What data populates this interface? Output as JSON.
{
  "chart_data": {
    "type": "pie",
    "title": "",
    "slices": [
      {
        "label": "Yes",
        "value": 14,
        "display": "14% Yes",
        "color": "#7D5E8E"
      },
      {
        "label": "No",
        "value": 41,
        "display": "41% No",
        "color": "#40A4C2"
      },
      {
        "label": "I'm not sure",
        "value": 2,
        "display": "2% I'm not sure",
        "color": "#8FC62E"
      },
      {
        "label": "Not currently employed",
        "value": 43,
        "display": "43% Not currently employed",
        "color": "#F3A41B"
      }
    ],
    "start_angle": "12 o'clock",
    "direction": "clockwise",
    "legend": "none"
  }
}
────────────────
# DESCRIPTION OF THE TASK:
Keep only those lines of the records that hold "currently", and return them.

# SOLUTION FOR THIS EXERCISE:
        "label": "Not currently employed",
        "display": "43% Not currently employed",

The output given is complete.